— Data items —
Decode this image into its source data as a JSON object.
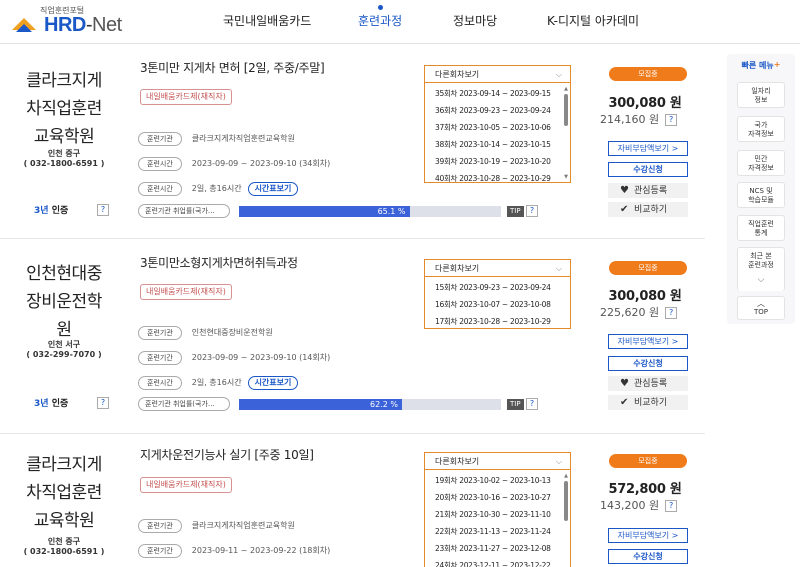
{
  "logo": {
    "sub": "직업훈련포털",
    "main_a": "HRD",
    "main_b": "-",
    "main_c": "Net"
  },
  "nav": [
    {
      "label": "국민내일배움카드"
    },
    {
      "label": "훈련과정"
    },
    {
      "label": "정보마당"
    },
    {
      "label": "K-디지털 아카데미"
    }
  ],
  "courses": [
    {
      "org_name": "클라크지게차직업훈련교육학원",
      "org_line1": "클라크지게",
      "org_line2": "차직업훈련",
      "org_line3": "교육학원",
      "location": "인천 중구",
      "phone": "( 032-1800-6591 )",
      "cert_num": "3년",
      "cert_label": "인증",
      "title": "3톤미만 지게차 면허 [2일, 주중/주말]",
      "tag": "내일배움카드제(재직자)",
      "label_org": "훈련기관",
      "val_org": "클라크지게차직업훈련교육학원",
      "label_period": "훈련시간",
      "val_period": "2023-09-09 ~ 2023-09-10 (34회차)",
      "label_hours": "훈련시간",
      "val_hours": "2일, 총16시간",
      "time_btn": "시간표보기",
      "rate_label": "훈련기관 취업률(국가…",
      "rate_value": 65.1,
      "rate_text": "65.1 %",
      "tip": "TIP",
      "rounds_label": "다른회차보기",
      "rounds": [
        "35회차 2023-09-14 ~ 2023-09-15",
        "36회차 2023-09-23 ~ 2023-09-24",
        "37회차 2023-10-05 ~ 2023-10-06",
        "38회차 2023-10-14 ~ 2023-10-15",
        "39회차 2023-10-19 ~ 2023-10-20",
        "40회차 2023-10-28 ~ 2023-10-29"
      ],
      "status": "모집중",
      "price": "300,080 원",
      "price_sub": "214,160 원",
      "btn_support": "자비부담액보기 >",
      "btn_apply": "수강신청",
      "btn_like": "관심등록",
      "btn_compare": "비교하기"
    },
    {
      "org_line1": "인천현대중",
      "org_line2": "장비운전학",
      "org_line3": "원",
      "location": "인천 서구",
      "phone": "( 032-299-7070 )",
      "cert_num": "3년",
      "cert_label": "인증",
      "title": "3톤미만소형지게차면허취득과정",
      "tag": "내일배움카드제(재직자)",
      "label_org": "훈련기관",
      "val_org": "인천현대중장비운전학원",
      "label_period": "훈련기간",
      "val_period": "2023-09-09 ~ 2023-09-10 (14회차)",
      "label_hours": "훈련시간",
      "val_hours": "2일, 총16시간",
      "time_btn": "시간표보기",
      "rate_label": "훈련기관 취업률(국가…",
      "rate_value": 62.2,
      "rate_text": "62.2 %",
      "tip": "TIP",
      "rounds_label": "다른회차보기",
      "rounds": [
        "15회차 2023-09-23 ~ 2023-09-24",
        "16회차 2023-10-07 ~ 2023-10-08",
        "17회차 2023-10-28 ~ 2023-10-29"
      ],
      "status": "모집중",
      "price": "300,080 원",
      "price_sub": "225,620 원",
      "btn_support": "자비부담액보기 >",
      "btn_apply": "수강신청",
      "btn_like": "관심등록",
      "btn_compare": "비교하기"
    },
    {
      "org_line1": "클라크지게",
      "org_line2": "차직업훈련",
      "org_line3": "교육학원",
      "location": "인천 중구",
      "phone": "( 032-1800-6591 )",
      "title": "지게차운전기능사 실기 [주중 10일]",
      "tag": "내일배움카드제(재직자)",
      "label_org": "훈련기관",
      "val_org": "클라크지게차직업훈련교육학원",
      "label_period": "훈련기간",
      "val_period": "2023-09-11 ~ 2023-09-22 (18회차)",
      "rounds_label": "다른회차보기",
      "rounds": [
        "19회차 2023-10-02 ~ 2023-10-13",
        "20회차 2023-10-16 ~ 2023-10-27",
        "21회차 2023-10-30 ~ 2023-11-10",
        "22회차 2023-11-13 ~ 2023-11-24",
        "23회차 2023-11-27 ~ 2023-12-08",
        "24회차 2023-12-11 ~ 2023-12-22"
      ],
      "status": "모집중",
      "price": "572,800 원",
      "price_sub": "143,200 원",
      "btn_support": "자비부담액보기 >",
      "btn_apply": "수강신청"
    }
  ],
  "help_q": "?",
  "quick_menu": {
    "title": "빠른 메뉴",
    "items": [
      {
        "l1": "일자리",
        "l2": "정보"
      },
      {
        "l1": "국가",
        "l2": "자격정보"
      },
      {
        "l1": "민간",
        "l2": "자격정보"
      },
      {
        "l1": "NCS 및",
        "l2": "학습모듈"
      },
      {
        "l1": "직업훈련",
        "l2": "통계"
      },
      {
        "l1": "최근 본",
        "l2": "훈련과정"
      }
    ],
    "top": "TOP"
  }
}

— Stated task —
Reproduce the entries exactly. Do not carry over any picture.

— Final answer —
Decode this image into its source data as a JSON object.
{
  "logo": {
    "sub": "직업훈련포털",
    "main_a": "HRD",
    "main_b": "-",
    "main_c": "Net"
  },
  "nav": [
    {
      "label": "국민내일배움카드"
    },
    {
      "label": "훈련과정"
    },
    {
      "label": "정보마당"
    },
    {
      "label": "K-디지털 아카데미"
    }
  ],
  "courses": [
    {
      "org_name": "클라크지게차직업훈련교육학원",
      "org_line1": "클라크지게",
      "org_line2": "차직업훈련",
      "org_line3": "교육학원",
      "location": "인천 중구",
      "phone": "( 032-1800-6591 )",
      "cert_num": "3년",
      "cert_label": "인증",
      "title": "3톤미만 지게차 면허 [2일, 주중/주말]",
      "tag": "내일배움카드제(재직자)",
      "label_org": "훈련기관",
      "val_org": "클라크지게차직업훈련교육학원",
      "label_period": "훈련시간",
      "val_period": "2023-09-09 ~ 2023-09-10 (34회차)",
      "label_hours": "훈련시간",
      "val_hours": "2일, 총16시간",
      "time_btn": "시간표보기",
      "rate_label": "훈련기관 취업률(국가…",
      "rate_value": 65.1,
      "rate_text": "65.1 %",
      "tip": "TIP",
      "rounds_label": "다른회차보기",
      "rounds": [
        "35회차 2023-09-14 ~ 2023-09-15",
        "36회차 2023-09-23 ~ 2023-09-24",
        "37회차 2023-10-05 ~ 2023-10-06",
        "38회차 2023-10-14 ~ 2023-10-15",
        "39회차 2023-10-19 ~ 2023-10-20",
        "40회차 2023-10-28 ~ 2023-10-29"
      ],
      "status": "모집중",
      "price": "300,080 원",
      "price_sub": "214,160 원",
      "btn_support": "자비부담액보기 >",
      "btn_apply": "수강신청",
      "btn_like": "관심등록",
      "btn_compare": "비교하기"
    },
    {
      "org_line1": "인천현대중",
      "org_line2": "장비운전학",
      "org_line3": "원",
      "location": "인천 서구",
      "phone": "( 032-299-7070 )",
      "cert_num": "3년",
      "cert_label": "인증",
      "title": "3톤미만소형지게차면허취득과정",
      "tag": "내일배움카드제(재직자)",
      "label_org": "훈련기관",
      "val_org": "인천현대중장비운전학원",
      "label_period": "훈련기간",
      "val_period": "2023-09-09 ~ 2023-09-10 (14회차)",
      "label_hours": "훈련시간",
      "val_hours": "2일, 총16시간",
      "time_btn": "시간표보기",
      "rate_label": "훈련기관 취업률(국가…",
      "rate_value": 62.2,
      "rate_text": "62.2 %",
      "tip": "TIP",
      "rounds_label": "다른회차보기",
      "rounds": [
        "15회차 2023-09-23 ~ 2023-09-24",
        "16회차 2023-10-07 ~ 2023-10-08",
        "17회차 2023-10-28 ~ 2023-10-29"
      ],
      "status": "모집중",
      "price": "300,080 원",
      "price_sub": "225,620 원",
      "btn_support": "자비부담액보기 >",
      "btn_apply": "수강신청",
      "btn_like": "관심등록",
      "btn_compare": "비교하기"
    },
    {
      "org_line1": "클라크지게",
      "org_line2": "차직업훈련",
      "org_line3": "교육학원",
      "location": "인천 중구",
      "phone": "( 032-1800-6591 )",
      "title": "지게차운전기능사 실기 [주중 10일]",
      "tag": "내일배움카드제(재직자)",
      "label_org": "훈련기관",
      "val_org": "클라크지게차직업훈련교육학원",
      "label_period": "훈련기간",
      "val_period": "2023-09-11 ~ 2023-09-22 (18회차)",
      "rounds_label": "다른회차보기",
      "rounds": [
        "19회차 2023-10-02 ~ 2023-10-13",
        "20회차 2023-10-16 ~ 2023-10-27",
        "21회차 2023-10-30 ~ 2023-11-10",
        "22회차 2023-11-13 ~ 2023-11-24",
        "23회차 2023-11-27 ~ 2023-12-08",
        "24회차 2023-12-11 ~ 2023-12-22"
      ],
      "status": "모집중",
      "price": "572,800 원",
      "price_sub": "143,200 원",
      "btn_support": "자비부담액보기 >",
      "btn_apply": "수강신청"
    }
  ],
  "help_q": "?",
  "quick_menu": {
    "title": "빠른 메뉴",
    "items": [
      {
        "l1": "일자리",
        "l2": "정보"
      },
      {
        "l1": "국가",
        "l2": "자격정보"
      },
      {
        "l1": "민간",
        "l2": "자격정보"
      },
      {
        "l1": "NCS 및",
        "l2": "학습모듈"
      },
      {
        "l1": "직업훈련",
        "l2": "통계"
      },
      {
        "l1": "최근 본",
        "l2": "훈련과정"
      }
    ],
    "top": "TOP"
  }
}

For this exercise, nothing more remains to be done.